**Supplied entries**
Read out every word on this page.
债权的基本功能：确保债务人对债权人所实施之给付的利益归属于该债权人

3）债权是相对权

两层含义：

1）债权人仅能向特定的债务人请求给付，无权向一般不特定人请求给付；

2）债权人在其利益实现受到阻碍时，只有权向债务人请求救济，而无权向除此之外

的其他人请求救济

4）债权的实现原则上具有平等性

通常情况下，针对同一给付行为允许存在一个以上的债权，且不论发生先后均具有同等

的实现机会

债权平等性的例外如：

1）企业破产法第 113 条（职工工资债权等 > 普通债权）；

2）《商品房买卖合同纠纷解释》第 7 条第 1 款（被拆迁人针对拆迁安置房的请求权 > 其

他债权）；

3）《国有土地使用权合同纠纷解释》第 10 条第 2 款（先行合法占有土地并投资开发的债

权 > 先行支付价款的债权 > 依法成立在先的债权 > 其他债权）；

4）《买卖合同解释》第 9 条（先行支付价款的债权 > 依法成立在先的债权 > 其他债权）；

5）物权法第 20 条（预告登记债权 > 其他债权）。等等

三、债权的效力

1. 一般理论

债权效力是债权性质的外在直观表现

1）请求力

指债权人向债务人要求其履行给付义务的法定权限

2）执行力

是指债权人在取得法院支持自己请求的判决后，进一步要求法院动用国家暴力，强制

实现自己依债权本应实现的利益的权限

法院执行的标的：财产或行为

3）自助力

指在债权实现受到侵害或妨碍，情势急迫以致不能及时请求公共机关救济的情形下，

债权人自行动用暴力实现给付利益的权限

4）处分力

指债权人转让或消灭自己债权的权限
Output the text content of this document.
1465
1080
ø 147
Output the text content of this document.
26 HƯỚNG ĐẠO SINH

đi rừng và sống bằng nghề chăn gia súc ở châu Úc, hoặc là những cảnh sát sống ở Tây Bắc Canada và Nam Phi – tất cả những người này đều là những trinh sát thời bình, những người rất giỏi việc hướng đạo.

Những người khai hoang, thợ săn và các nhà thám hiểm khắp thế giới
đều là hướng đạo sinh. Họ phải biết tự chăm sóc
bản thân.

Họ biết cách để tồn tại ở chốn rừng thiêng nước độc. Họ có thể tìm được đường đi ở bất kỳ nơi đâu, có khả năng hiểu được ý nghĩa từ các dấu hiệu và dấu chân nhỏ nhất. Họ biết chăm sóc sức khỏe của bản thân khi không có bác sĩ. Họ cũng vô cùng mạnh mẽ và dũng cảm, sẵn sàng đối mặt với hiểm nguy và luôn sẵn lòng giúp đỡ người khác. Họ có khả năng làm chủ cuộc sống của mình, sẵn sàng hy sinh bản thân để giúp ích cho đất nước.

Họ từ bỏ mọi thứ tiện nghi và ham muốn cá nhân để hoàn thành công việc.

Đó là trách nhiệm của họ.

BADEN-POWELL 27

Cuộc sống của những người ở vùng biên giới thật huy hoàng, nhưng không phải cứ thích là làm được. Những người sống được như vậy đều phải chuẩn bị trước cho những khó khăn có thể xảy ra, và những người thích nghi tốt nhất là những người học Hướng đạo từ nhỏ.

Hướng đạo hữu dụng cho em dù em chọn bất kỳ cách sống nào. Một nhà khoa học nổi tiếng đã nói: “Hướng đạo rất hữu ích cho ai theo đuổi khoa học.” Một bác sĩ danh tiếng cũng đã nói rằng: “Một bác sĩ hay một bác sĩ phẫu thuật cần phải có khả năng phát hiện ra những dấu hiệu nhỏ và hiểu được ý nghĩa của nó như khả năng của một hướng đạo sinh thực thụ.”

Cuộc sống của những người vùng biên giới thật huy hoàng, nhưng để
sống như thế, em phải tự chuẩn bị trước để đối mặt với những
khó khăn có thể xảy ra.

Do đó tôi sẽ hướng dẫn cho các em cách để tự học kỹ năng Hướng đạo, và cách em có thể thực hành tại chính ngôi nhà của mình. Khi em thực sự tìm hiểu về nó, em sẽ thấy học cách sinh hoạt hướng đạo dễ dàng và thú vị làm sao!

**Exercise details**
Above are the entries; count how many of their lines contain the word "依法成立在先的债权" and give only that number.

**Task response**
2